# Exercise task:
Identify and copy all lines of the material where the string "caret" is found.

Dataset records:
◆ ◆ ◆ ◆

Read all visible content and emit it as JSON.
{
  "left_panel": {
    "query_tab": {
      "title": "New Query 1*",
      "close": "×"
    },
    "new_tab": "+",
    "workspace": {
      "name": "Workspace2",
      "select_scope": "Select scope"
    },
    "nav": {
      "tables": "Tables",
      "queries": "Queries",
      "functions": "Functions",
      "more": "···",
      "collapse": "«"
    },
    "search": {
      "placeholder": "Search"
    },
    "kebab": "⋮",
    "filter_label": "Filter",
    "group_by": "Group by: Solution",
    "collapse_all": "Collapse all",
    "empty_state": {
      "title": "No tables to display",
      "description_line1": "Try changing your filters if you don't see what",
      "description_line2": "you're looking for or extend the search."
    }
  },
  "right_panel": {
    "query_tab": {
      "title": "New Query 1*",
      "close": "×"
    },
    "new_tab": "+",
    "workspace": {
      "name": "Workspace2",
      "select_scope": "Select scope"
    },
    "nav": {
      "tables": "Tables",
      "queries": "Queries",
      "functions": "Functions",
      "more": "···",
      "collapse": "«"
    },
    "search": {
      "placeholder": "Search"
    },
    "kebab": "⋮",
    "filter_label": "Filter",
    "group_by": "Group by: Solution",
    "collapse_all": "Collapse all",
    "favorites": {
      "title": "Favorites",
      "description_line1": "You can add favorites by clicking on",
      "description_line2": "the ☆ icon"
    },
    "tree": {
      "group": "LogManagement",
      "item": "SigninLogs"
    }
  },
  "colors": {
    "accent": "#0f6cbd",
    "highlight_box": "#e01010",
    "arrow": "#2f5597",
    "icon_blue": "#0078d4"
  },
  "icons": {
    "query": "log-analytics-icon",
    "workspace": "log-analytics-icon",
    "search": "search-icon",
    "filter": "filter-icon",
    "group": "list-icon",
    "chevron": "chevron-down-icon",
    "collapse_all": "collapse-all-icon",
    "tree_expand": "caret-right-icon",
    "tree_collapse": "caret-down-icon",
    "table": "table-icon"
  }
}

◆ ◆ ◆ ◆

# Reply:
    "tree_expand": "caret-right-icon",
    "tree_collapse": "caret-down-icon",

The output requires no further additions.